--- EXERCISE ---
Faithfully return all lines, omitting every embedded picture.

Stored data entries
#####

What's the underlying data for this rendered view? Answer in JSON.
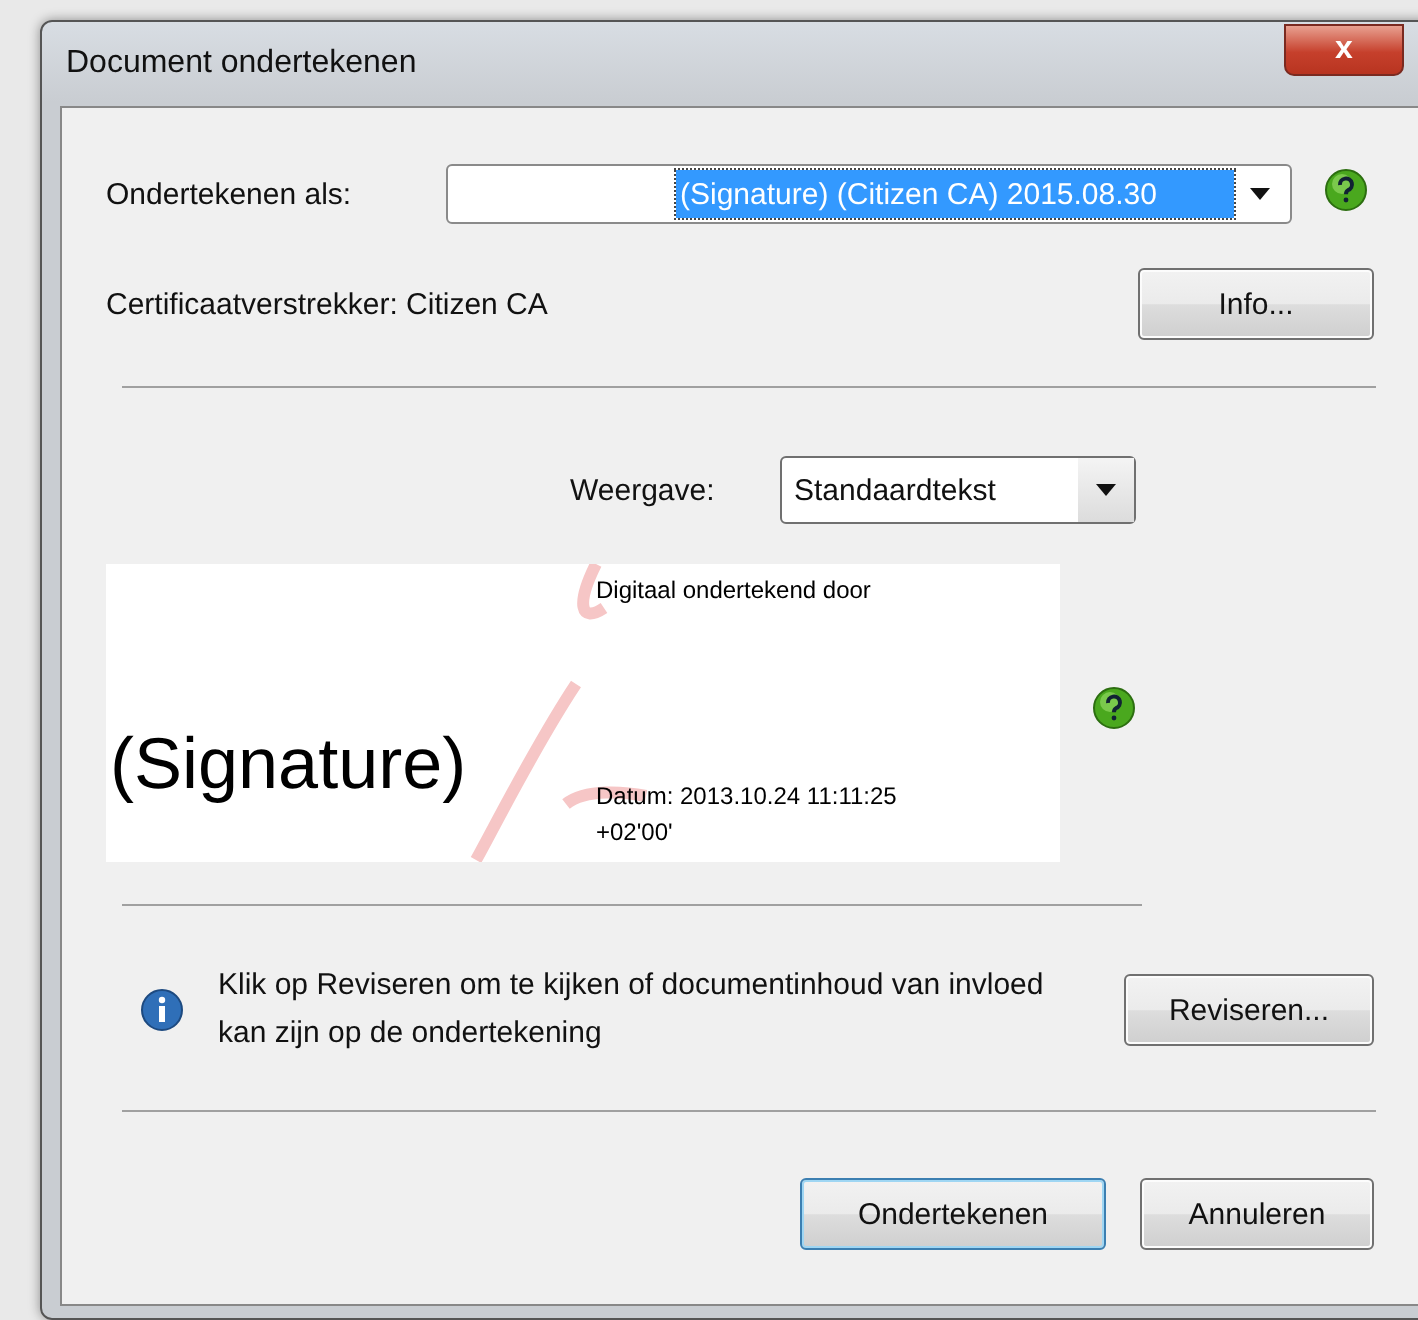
{
  "window": {
    "title": "Document ondertekenen",
    "close_label": "x"
  },
  "sign_as": {
    "label": "Ondertekenen als:",
    "value": "(Signature) (Citizen CA) 2015.08.30",
    "selected": true
  },
  "issuer": {
    "text": "Certificaatverstrekker: Citizen CA",
    "button": "Info..."
  },
  "appearance": {
    "label": "Weergave:",
    "value": "Standaardtekst"
  },
  "preview": {
    "name": "(Signature)",
    "line_1": "Digitaal ondertekend door",
    "line_2": "Datum: 2013.10.24 11:11:25",
    "line_3": "+02'00'"
  },
  "notice": {
    "text": "Klik op Reviseren om te kijken of documentinhoud van invloed kan zijn op de ondertekening",
    "button": "Reviseren..."
  },
  "buttons": [
    {
      "label": "Ondertekenen",
      "default": true
    },
    {
      "label": "Annuleren",
      "default": false
    }
  ]
}
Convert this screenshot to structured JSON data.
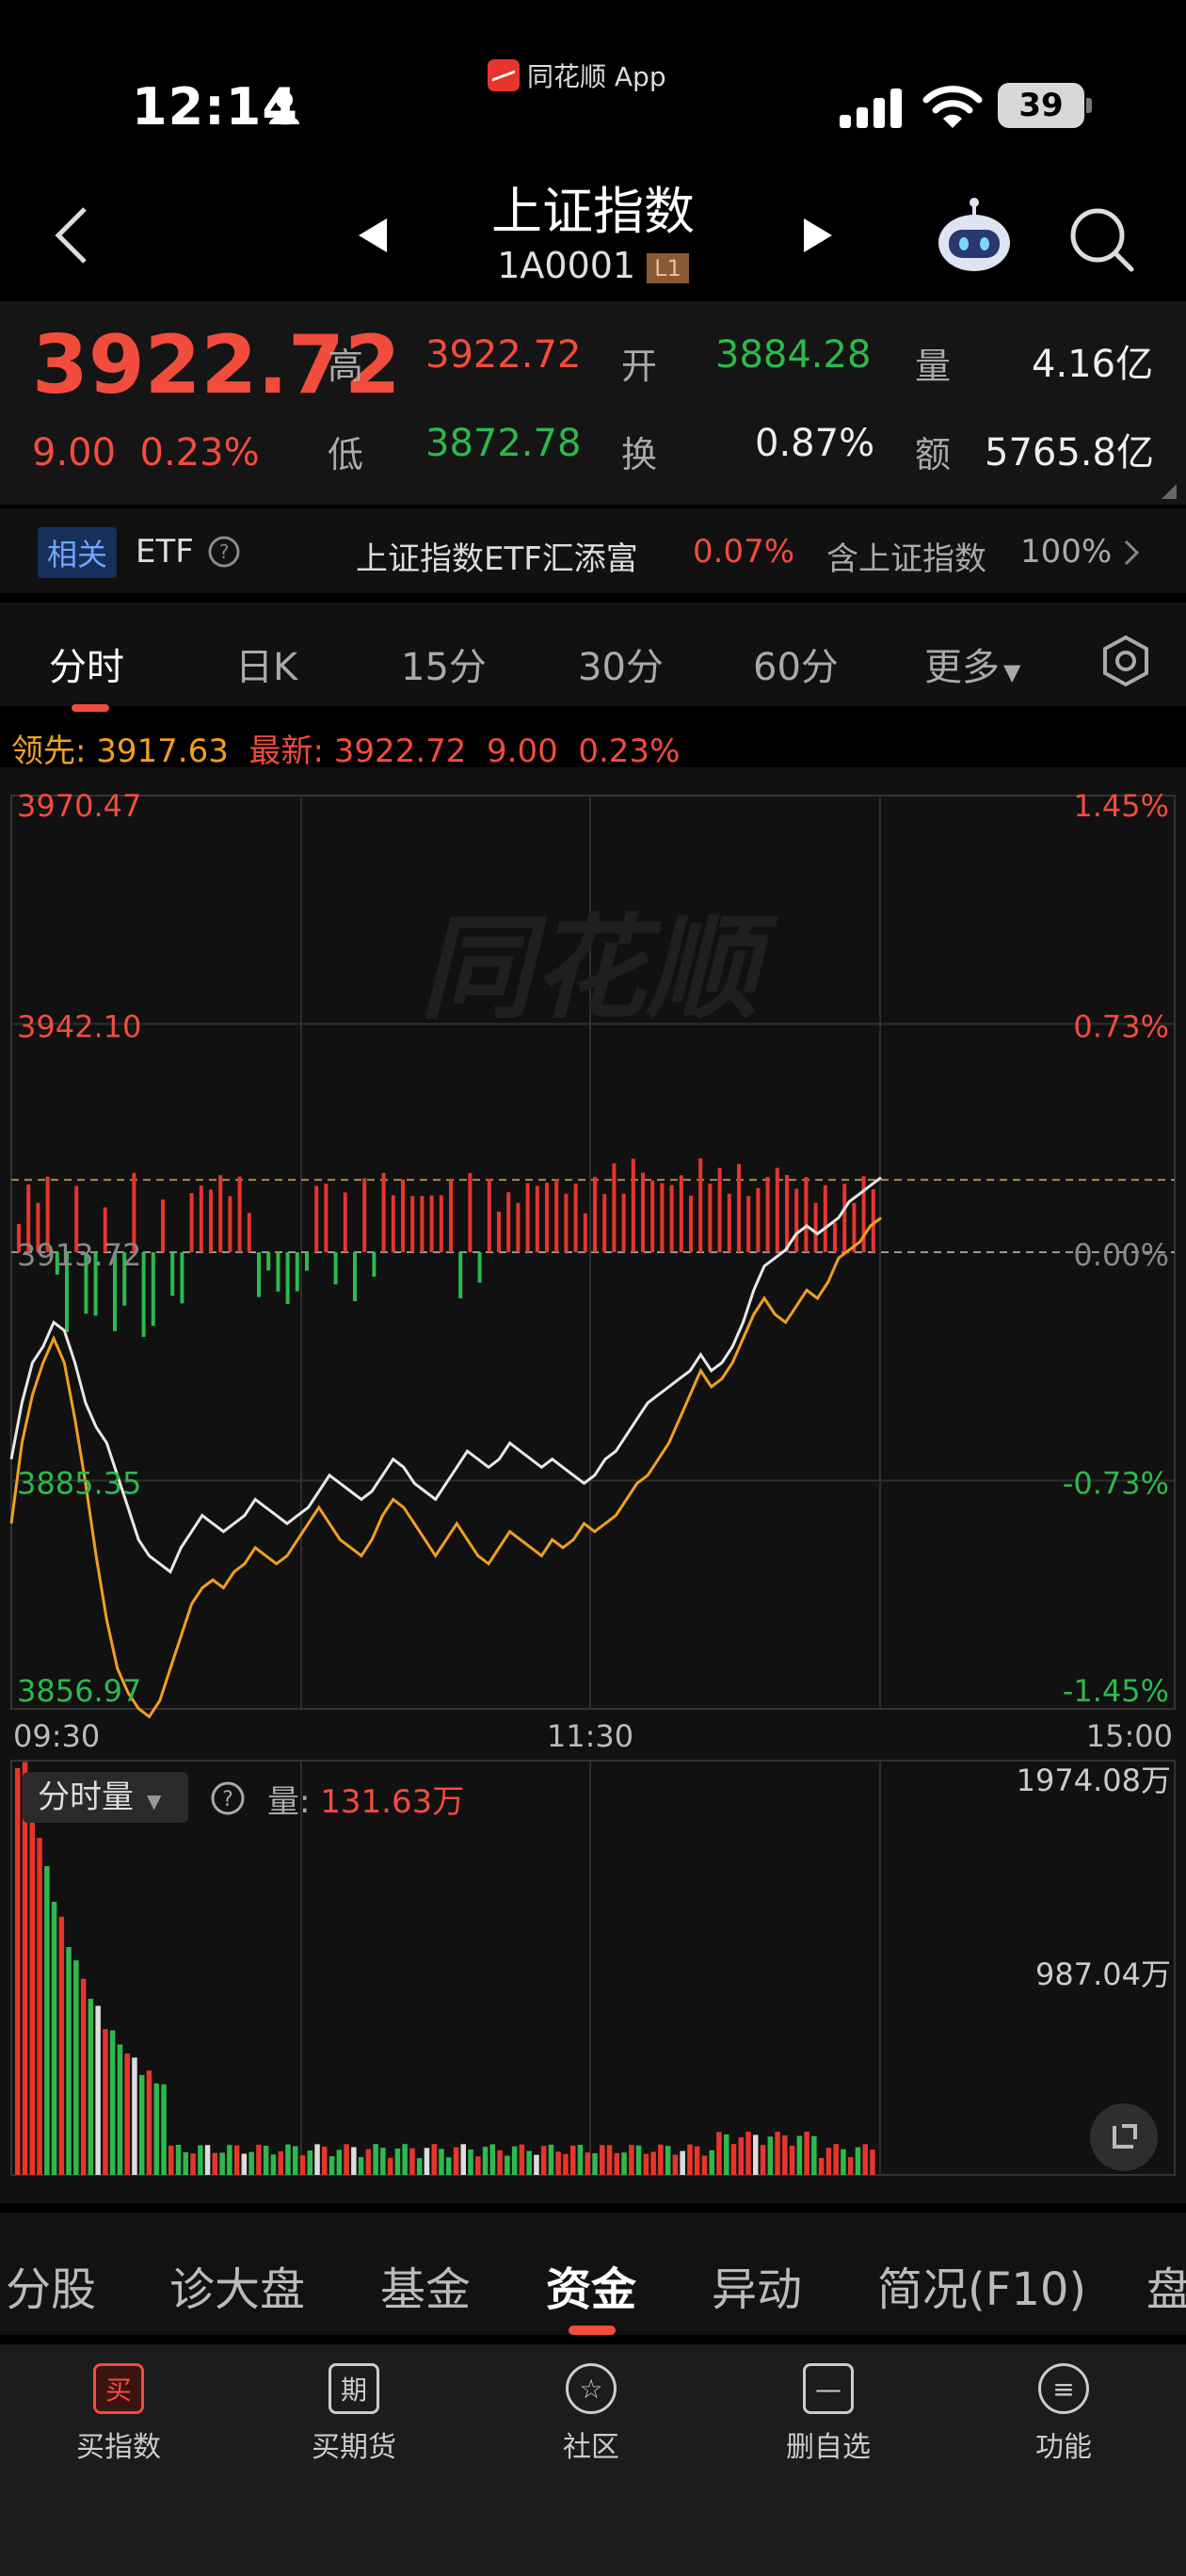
{
  "status_bar": {
    "time": "12:14",
    "app_name": "同花顺 App",
    "battery": "39"
  },
  "header": {
    "title": "上证指数",
    "code": "1A0001",
    "level_badge": "L1"
  },
  "quote": {
    "price": "3922.72",
    "change": "9.00",
    "change_pct": "0.23%",
    "high_label": "高",
    "high": "3922.72",
    "open_label": "开",
    "open": "3884.28",
    "volume_label": "量",
    "volume": "4.16亿",
    "low_label": "低",
    "low": "3872.78",
    "turnover_label": "换",
    "turnover": "0.87%",
    "amount_label": "额",
    "amount": "5765.8亿"
  },
  "etf_row": {
    "badge": "相关",
    "etf_label": "ETF",
    "etf_name": "上证指数ETF汇添富",
    "etf_change": "0.07%",
    "contains_label": "含上证指数",
    "contains_pct": "100%"
  },
  "tabs": [
    {
      "label": "分时",
      "active": true
    },
    {
      "label": "日K"
    },
    {
      "label": "15分"
    },
    {
      "label": "30分"
    },
    {
      "label": "60分"
    },
    {
      "label": "更多"
    }
  ],
  "info_line": {
    "lead_label": "领先:",
    "lead_value": "3917.63",
    "latest_label": "最新:",
    "latest_value": "3922.72",
    "latest_change": "9.00",
    "latest_pct": "0.23%"
  },
  "chart_data": {
    "type": "line",
    "y_left_ticks": [
      "3970.47",
      "3942.10",
      "3913.72",
      "3885.35",
      "3856.97"
    ],
    "y_right_ticks": [
      "1.45%",
      "0.73%",
      "0.00%",
      "-0.73%",
      "-1.45%"
    ],
    "x_ticks": [
      "09:30",
      "11:30",
      "15:00"
    ],
    "watermark": "同花顺",
    "series": [
      {
        "color": "#e8e8e8",
        "values": [
          3888,
          3895,
          3900,
          3902,
          3905,
          3904,
          3900,
          3895,
          3892,
          3890,
          3886,
          3882,
          3878,
          3876,
          3875,
          3874,
          3877,
          3879,
          3881,
          3880,
          3879,
          3880,
          3881,
          3883,
          3882,
          3881,
          3880,
          3881,
          3882,
          3884,
          3886,
          3885,
          3884,
          3883,
          3884,
          3886,
          3888,
          3887,
          3885,
          3884,
          3883,
          3885,
          3887,
          3889,
          3888,
          3887,
          3888,
          3890,
          3889,
          3888,
          3887,
          3888,
          3887,
          3886,
          3885,
          3886,
          3888,
          3889,
          3891,
          3893,
          3895,
          3896,
          3897,
          3898,
          3899,
          3901,
          3899,
          3900,
          3902,
          3905,
          3909,
          3912,
          3913,
          3914,
          3916,
          3917,
          3916,
          3917,
          3918,
          3920,
          3921,
          3922,
          3923
        ]
      },
      {
        "color": "#f0a020",
        "values": [
          3880,
          3890,
          3896,
          3900,
          3903,
          3900,
          3893,
          3885,
          3876,
          3868,
          3862,
          3859,
          3857,
          3856,
          3858,
          3862,
          3866,
          3870,
          3872,
          3873,
          3872,
          3874,
          3875,
          3877,
          3876,
          3875,
          3876,
          3878,
          3880,
          3882,
          3880,
          3878,
          3877,
          3876,
          3878,
          3881,
          3883,
          3882,
          3880,
          3878,
          3876,
          3878,
          3880,
          3878,
          3876,
          3875,
          3877,
          3879,
          3878,
          3877,
          3876,
          3878,
          3877,
          3878,
          3880,
          3879,
          3880,
          3881,
          3883,
          3885,
          3886,
          3888,
          3890,
          3893,
          3896,
          3899,
          3897,
          3898,
          3900,
          3903,
          3906,
          3908,
          3906,
          3905,
          3907,
          3909,
          3908,
          3910,
          3913,
          3914,
          3915,
          3917,
          3918
        ]
      }
    ],
    "volume_label": "分时量",
    "volume_text_label": "量:",
    "volume_value": "131.63万",
    "volume_ticks": [
      "1974.08万",
      "987.04万"
    ]
  },
  "sub_tabs": [
    {
      "label": "分股"
    },
    {
      "label": "诊大盘"
    },
    {
      "label": "基金"
    },
    {
      "label": "资金",
      "active": true
    },
    {
      "label": "异动"
    },
    {
      "label": "简况(F10)"
    },
    {
      "label": "盘"
    }
  ],
  "actions": [
    {
      "icon": "买",
      "label": "买指数"
    },
    {
      "icon": "期",
      "label": "买期货"
    },
    {
      "icon": "☆",
      "label": "社区"
    },
    {
      "icon": "—",
      "label": "删自选"
    },
    {
      "icon": "≡",
      "label": "功能"
    }
  ],
  "colors": {
    "red": "#f24c3d",
    "green": "#2db94d",
    "orange": "#f0a020"
  }
}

#####

--- ANSWER ---
What's the underlying data for this rendered view? Answer in JSON.
{
  "window": {
    "title": "Document ondertekenen",
    "close_label": "x"
  },
  "sign_as": {
    "label": "Ondertekenen als:",
    "value": "(Signature) (Citizen CA) 2015.08.30",
    "selected": true
  },
  "issuer": {
    "text": "Certificaatverstrekker: Citizen CA",
    "button": "Info..."
  },
  "appearance": {
    "label": "Weergave:",
    "value": "Standaardtekst"
  },
  "preview": {
    "name": "(Signature)",
    "line_1": "Digitaal ondertekend door",
    "line_2": "Datum: 2013.10.24 11:11:25",
    "line_3": "+02'00'"
  },
  "notice": {
    "text": "Klik op Reviseren om te kijken of documentinhoud van invloed kan zijn op de ondertekening",
    "button": "Reviseren..."
  },
  "buttons": [
    {
      "label": "Ondertekenen",
      "default": true
    },
    {
      "label": "Annuleren",
      "default": false
    }
  ]
}
Convert this screenshot to structured JSON data.
{
  "status_bar": {
    "time": "12:14",
    "app_name": "同花顺 App",
    "battery": "39"
  },
  "header": {
    "title": "上证指数",
    "code": "1A0001",
    "level_badge": "L1"
  },
  "quote": {
    "price": "3922.72",
    "change": "9.00",
    "change_pct": "0.23%",
    "high_label": "高",
    "high": "3922.72",
    "open_label": "开",
    "open": "3884.28",
    "volume_label": "量",
    "volume": "4.16亿",
    "low_label": "低",
    "low": "3872.78",
    "turnover_label": "换",
    "turnover": "0.87%",
    "amount_label": "额",
    "amount": "5765.8亿"
  },
  "etf_row": {
    "badge": "相关",
    "etf_label": "ETF",
    "etf_name": "上证指数ETF汇添富",
    "etf_change": "0.07%",
    "contains_label": "含上证指数",
    "contains_pct": "100%"
  },
  "tabs": [
    {
      "label": "分时",
      "active": true
    },
    {
      "label": "日K"
    },
    {
      "label": "15分"
    },
    {
      "label": "30分"
    },
    {
      "label": "60分"
    },
    {
      "label": "更多"
    }
  ],
  "info_line": {
    "lead_label": "领先:",
    "lead_value": "3917.63",
    "latest_label": "最新:",
    "latest_value": "3922.72",
    "latest_change": "9.00",
    "latest_pct": "0.23%"
  },
  "chart_data": {
    "type": "line",
    "y_left_ticks": [
      "3970.47",
      "3942.10",
      "3913.72",
      "3885.35",
      "3856.97"
    ],
    "y_right_ticks": [
      "1.45%",
      "0.73%",
      "0.00%",
      "-0.73%",
      "-1.45%"
    ],
    "x_ticks": [
      "09:30",
      "11:30",
      "15:00"
    ],
    "watermark": "同花顺",
    "series": [
      {
        "color": "#e8e8e8",
        "values": [
          3888,
          3895,
          3900,
          3902,
          3905,
          3904,
          3900,
          3895,
          3892,
          3890,
          3886,
          3882,
          3878,
          3876,
          3875,
          3874,
          3877,
          3879,
          3881,
          3880,
          3879,
          3880,
          3881,
          3883,
          3882,
          3881,
          3880,
          3881,
          3882,
          3884,
          3886,
          3885,
          3884,
          3883,
          3884,
          3886,
          3888,
          3887,
          3885,
          3884,
          3883,
          3885,
          3887,
          3889,
          3888,
          3887,
          3888,
          3890,
          3889,
          3888,
          3887,
          3888,
          3887,
          3886,
          3885,
          3886,
          3888,
          3889,
          3891,
          3893,
          3895,
          3896,
          3897,
          3898,
          3899,
          3901,
          3899,
          3900,
          3902,
          3905,
          3909,
          3912,
          3913,
          3914,
          3916,
          3917,
          3916,
          3917,
          3918,
          3920,
          3921,
          3922,
          3923
        ]
      },
      {
        "color": "#f0a020",
        "values": [
          3880,
          3890,
          3896,
          3900,
          3903,
          3900,
          3893,
          3885,
          3876,
          3868,
          3862,
          3859,
          3857,
          3856,
          3858,
          3862,
          3866,
          3870,
          3872,
          3873,
          3872,
          3874,
          3875,
          3877,
          3876,
          3875,
          3876,
          3878,
          3880,
          3882,
          3880,
          3878,
          3877,
          3876,
          3878,
          3881,
          3883,
          3882,
          3880,
          3878,
          3876,
          3878,
          3880,
          3878,
          3876,
          3875,
          3877,
          3879,
          3878,
          3877,
          3876,
          3878,
          3877,
          3878,
          3880,
          3879,
          3880,
          3881,
          3883,
          3885,
          3886,
          3888,
          3890,
          3893,
          3896,
          3899,
          3897,
          3898,
          3900,
          3903,
          3906,
          3908,
          3906,
          3905,
          3907,
          3909,
          3908,
          3910,
          3913,
          3914,
          3915,
          3917,
          3918
        ]
      }
    ],
    "volume_label": "分时量",
    "volume_text_label": "量:",
    "volume_value": "131.63万",
    "volume_ticks": [
      "1974.08万",
      "987.04万"
    ]
  },
  "sub_tabs": [
    {
      "label": "分股"
    },
    {
      "label": "诊大盘"
    },
    {
      "label": "基金"
    },
    {
      "label": "资金",
      "active": true
    },
    {
      "label": "异动"
    },
    {
      "label": "简况(F10)"
    },
    {
      "label": "盘"
    }
  ],
  "actions": [
    {
      "icon": "买",
      "label": "买指数"
    },
    {
      "icon": "期",
      "label": "买期货"
    },
    {
      "icon": "☆",
      "label": "社区"
    },
    {
      "icon": "—",
      "label": "删自选"
    },
    {
      "icon": "≡",
      "label": "功能"
    }
  ],
  "colors": {
    "red": "#f24c3d",
    "green": "#2db94d",
    "orange": "#f0a020"
  }
}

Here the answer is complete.